Excerpt to read:
He was fitted with a trach shortly after his first birthday and coded once again. A blood clot had developed in his trachea from surgery and cut off his oxygen supply. Another emergency surgery later, he was once again stabilized, but there was more bad news to come. The doctors were no longer confident that he could handle breathing on his own. He would need to be on a ventilator 24/7, possibly for years.

For five months, his mom (Courtney) and brother (Kaia) lived at the hospital, waiting for Losh to grow big enough to go home once more. During those months, entire lives reordered. His brother was taken out of daycare because the infection risk to Aloshua was too great. His family temporarily relocated from their hometown to an apartment near the hospital in Little Rock with Aloshua's aunt and uncle. What had once been his nursery was transformed into an at-home intensive care unit.

When he finally got to go home again, he came with more medical equipment than anyone knew what to do with: A ventilator. 2 suction machines. Oxygen. An IPV machine. A feeding machine. A pulse-oximeter. Trachs. A stander. A walker. Leg braces. A brown paper grocery bag of medication. Boxes of urine catheters, of suction catheters, of trach ties, special soaps, drain sponges, expensive formulas and blenderized foods, feeding bags, syringes...


Ventilator, Pulse-Oximeter & Oxygen


It was never a hardship for his mom though, and, with the help of family and friends, she's managing to give Aloshua the normal childhood he so desperately deserves.

Playing video games at home

"Skating" with his family at Thrills on Wheels in Searcy

His journey is far from over though.

In 2010, Aloshua underwent a second surgery on his spine to repair his spinal cord and remove part of his spinal column. Later that year, Aloshua's stomach and intestines pushed through the hole in his diaphragm and were lodged in his chest cavity, which clamped off both his stomach and large intestine, nearly killing him. He was once again rushed into emergency surgery and spent weeks in intensive care at Children's recuperating.

Data supplied:
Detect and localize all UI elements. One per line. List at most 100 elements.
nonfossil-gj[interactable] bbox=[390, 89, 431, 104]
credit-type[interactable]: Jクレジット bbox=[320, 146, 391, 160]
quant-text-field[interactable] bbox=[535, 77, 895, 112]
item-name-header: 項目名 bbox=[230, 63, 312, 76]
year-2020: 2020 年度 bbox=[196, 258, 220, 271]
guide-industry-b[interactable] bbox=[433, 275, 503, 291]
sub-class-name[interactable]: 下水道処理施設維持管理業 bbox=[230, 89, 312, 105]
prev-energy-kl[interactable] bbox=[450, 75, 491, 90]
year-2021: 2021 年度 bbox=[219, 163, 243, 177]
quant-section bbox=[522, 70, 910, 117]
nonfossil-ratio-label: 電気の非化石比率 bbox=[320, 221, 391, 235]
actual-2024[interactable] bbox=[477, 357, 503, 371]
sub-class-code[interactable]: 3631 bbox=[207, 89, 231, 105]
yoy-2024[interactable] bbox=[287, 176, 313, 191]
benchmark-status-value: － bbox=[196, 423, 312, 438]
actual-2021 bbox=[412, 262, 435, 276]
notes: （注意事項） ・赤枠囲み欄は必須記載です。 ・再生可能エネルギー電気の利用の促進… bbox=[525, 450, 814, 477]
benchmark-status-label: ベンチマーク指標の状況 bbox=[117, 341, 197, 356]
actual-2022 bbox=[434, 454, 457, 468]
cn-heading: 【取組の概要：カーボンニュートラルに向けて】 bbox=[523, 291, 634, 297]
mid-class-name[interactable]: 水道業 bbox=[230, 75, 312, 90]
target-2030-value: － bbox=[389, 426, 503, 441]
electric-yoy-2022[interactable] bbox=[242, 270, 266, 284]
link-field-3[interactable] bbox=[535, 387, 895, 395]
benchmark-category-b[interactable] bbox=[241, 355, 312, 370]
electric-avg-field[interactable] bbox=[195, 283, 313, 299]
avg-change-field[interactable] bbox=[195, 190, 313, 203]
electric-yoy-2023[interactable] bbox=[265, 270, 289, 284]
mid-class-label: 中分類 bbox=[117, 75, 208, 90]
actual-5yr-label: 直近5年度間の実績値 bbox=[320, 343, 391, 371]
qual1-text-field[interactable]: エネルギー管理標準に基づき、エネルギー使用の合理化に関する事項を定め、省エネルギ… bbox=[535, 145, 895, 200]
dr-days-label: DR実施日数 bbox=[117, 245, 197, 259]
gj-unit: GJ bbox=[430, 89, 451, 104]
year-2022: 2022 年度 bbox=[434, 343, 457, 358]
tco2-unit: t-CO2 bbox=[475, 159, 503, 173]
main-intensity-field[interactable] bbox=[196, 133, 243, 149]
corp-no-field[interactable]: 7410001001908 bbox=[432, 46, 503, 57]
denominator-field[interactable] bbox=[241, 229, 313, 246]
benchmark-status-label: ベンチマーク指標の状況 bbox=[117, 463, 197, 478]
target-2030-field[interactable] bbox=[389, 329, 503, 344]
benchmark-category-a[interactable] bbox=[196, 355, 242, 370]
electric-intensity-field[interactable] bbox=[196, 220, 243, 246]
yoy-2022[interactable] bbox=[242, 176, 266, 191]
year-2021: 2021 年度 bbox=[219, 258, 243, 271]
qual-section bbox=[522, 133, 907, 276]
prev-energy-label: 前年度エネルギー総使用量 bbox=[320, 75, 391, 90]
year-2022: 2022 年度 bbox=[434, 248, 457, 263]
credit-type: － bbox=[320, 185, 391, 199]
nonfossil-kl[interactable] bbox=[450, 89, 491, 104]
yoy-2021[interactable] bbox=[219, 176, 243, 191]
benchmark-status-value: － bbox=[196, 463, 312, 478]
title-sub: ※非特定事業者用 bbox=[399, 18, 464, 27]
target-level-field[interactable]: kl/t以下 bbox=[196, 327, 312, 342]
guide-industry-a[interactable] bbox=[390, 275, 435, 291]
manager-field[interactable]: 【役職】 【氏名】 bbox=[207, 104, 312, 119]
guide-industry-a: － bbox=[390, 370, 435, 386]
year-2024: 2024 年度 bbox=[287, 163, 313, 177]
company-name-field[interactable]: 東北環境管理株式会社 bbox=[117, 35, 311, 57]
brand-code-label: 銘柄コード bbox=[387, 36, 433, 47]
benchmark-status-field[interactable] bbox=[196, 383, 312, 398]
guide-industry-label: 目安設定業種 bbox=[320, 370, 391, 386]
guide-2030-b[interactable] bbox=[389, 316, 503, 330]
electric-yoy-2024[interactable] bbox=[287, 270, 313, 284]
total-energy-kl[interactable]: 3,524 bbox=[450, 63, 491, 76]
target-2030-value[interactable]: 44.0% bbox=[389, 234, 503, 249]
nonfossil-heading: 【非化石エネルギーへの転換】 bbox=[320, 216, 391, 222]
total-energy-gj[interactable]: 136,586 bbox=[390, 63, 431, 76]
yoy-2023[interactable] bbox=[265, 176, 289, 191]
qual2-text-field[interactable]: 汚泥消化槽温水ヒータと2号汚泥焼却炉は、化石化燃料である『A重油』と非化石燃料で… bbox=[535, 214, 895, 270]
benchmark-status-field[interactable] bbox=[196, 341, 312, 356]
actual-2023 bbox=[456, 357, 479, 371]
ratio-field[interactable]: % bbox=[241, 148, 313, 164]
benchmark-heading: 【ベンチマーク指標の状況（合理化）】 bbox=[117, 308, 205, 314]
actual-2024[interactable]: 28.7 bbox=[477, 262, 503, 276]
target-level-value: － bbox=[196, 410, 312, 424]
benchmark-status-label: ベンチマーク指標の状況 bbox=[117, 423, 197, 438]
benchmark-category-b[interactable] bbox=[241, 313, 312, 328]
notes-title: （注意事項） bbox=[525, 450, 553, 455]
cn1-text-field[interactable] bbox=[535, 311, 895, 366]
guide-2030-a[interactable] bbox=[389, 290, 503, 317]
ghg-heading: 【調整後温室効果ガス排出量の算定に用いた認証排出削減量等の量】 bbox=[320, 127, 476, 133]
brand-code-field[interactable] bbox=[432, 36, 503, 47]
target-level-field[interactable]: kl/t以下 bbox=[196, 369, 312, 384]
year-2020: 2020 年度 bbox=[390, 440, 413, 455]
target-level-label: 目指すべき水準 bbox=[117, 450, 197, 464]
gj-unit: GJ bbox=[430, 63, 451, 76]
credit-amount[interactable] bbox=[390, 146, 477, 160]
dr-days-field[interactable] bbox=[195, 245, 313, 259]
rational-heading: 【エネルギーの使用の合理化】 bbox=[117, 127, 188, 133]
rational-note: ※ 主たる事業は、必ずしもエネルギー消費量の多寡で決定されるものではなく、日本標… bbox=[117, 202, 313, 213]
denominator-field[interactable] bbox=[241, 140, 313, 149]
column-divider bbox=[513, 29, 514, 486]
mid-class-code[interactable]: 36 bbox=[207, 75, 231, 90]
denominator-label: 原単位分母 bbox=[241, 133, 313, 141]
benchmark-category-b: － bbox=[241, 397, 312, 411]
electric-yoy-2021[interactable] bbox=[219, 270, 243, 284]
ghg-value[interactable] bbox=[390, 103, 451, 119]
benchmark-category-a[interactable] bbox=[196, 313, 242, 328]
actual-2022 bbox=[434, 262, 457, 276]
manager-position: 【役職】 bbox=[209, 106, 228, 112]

Assigned task: In the account of Aloshua's medical care, what was his former nursery turned into?

Response area: An at-home intensive care unit.